Write the data out again exactly, with no pictures.

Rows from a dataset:
^^^^

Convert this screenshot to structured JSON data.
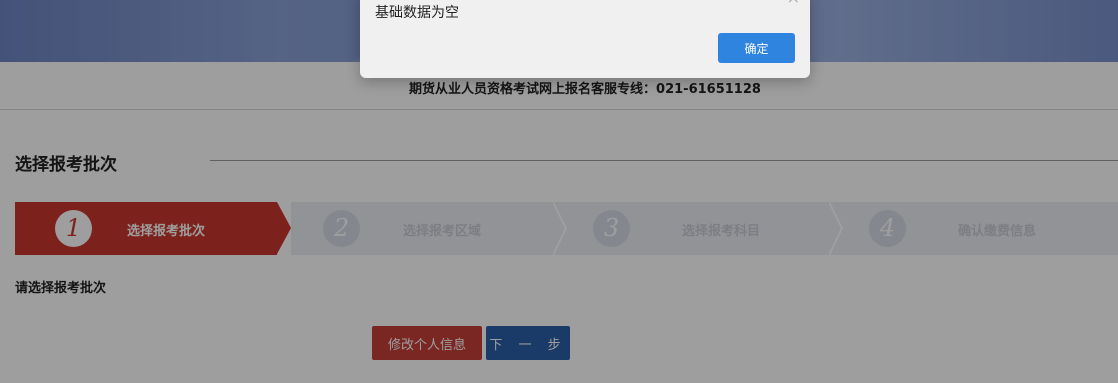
{
  "header": {
    "hotline": "期货从业人员资格考试网上报名客服专线：021-61651128"
  },
  "section": {
    "title": "选择报考批次"
  },
  "steps": [
    {
      "number": "1",
      "label": "选择报考批次",
      "active": true
    },
    {
      "number": "2",
      "label": "选择报考区域",
      "active": false
    },
    {
      "number": "3",
      "label": "选择报考科目",
      "active": false
    },
    {
      "number": "4",
      "label": "确认缴费信息",
      "active": false
    }
  ],
  "prompt": "请选择报考批次",
  "buttons": {
    "edit_info": "修改个人信息",
    "next": "下 一 步"
  },
  "dialog": {
    "message": "基础数据为空",
    "ok_label": "确定",
    "close_glyph": "×"
  },
  "colors": {
    "active_step": "#c8362d",
    "next_button": "#2a5fa8",
    "edit_button": "#c5403a",
    "dialog_ok": "#2f84e0"
  }
}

^^^^

TASK RESPONSE:
Convert this screenshot to structured JSON data.
{
  "header": {
    "hotline": "期货从业人员资格考试网上报名客服专线：021-61651128"
  },
  "section": {
    "title": "选择报考批次"
  },
  "steps": [
    {
      "number": "1",
      "label": "选择报考批次",
      "active": true
    },
    {
      "number": "2",
      "label": "选择报考区域",
      "active": false
    },
    {
      "number": "3",
      "label": "选择报考科目",
      "active": false
    },
    {
      "number": "4",
      "label": "确认缴费信息",
      "active": false
    }
  ],
  "prompt": "请选择报考批次",
  "buttons": {
    "edit_info": "修改个人信息",
    "next": "下 一 步"
  },
  "dialog": {
    "message": "基础数据为空",
    "ok_label": "确定",
    "close_glyph": "×"
  },
  "colors": {
    "active_step": "#c8362d",
    "next_button": "#2a5fa8",
    "edit_button": "#c5403a",
    "dialog_ok": "#2f84e0"
  }
}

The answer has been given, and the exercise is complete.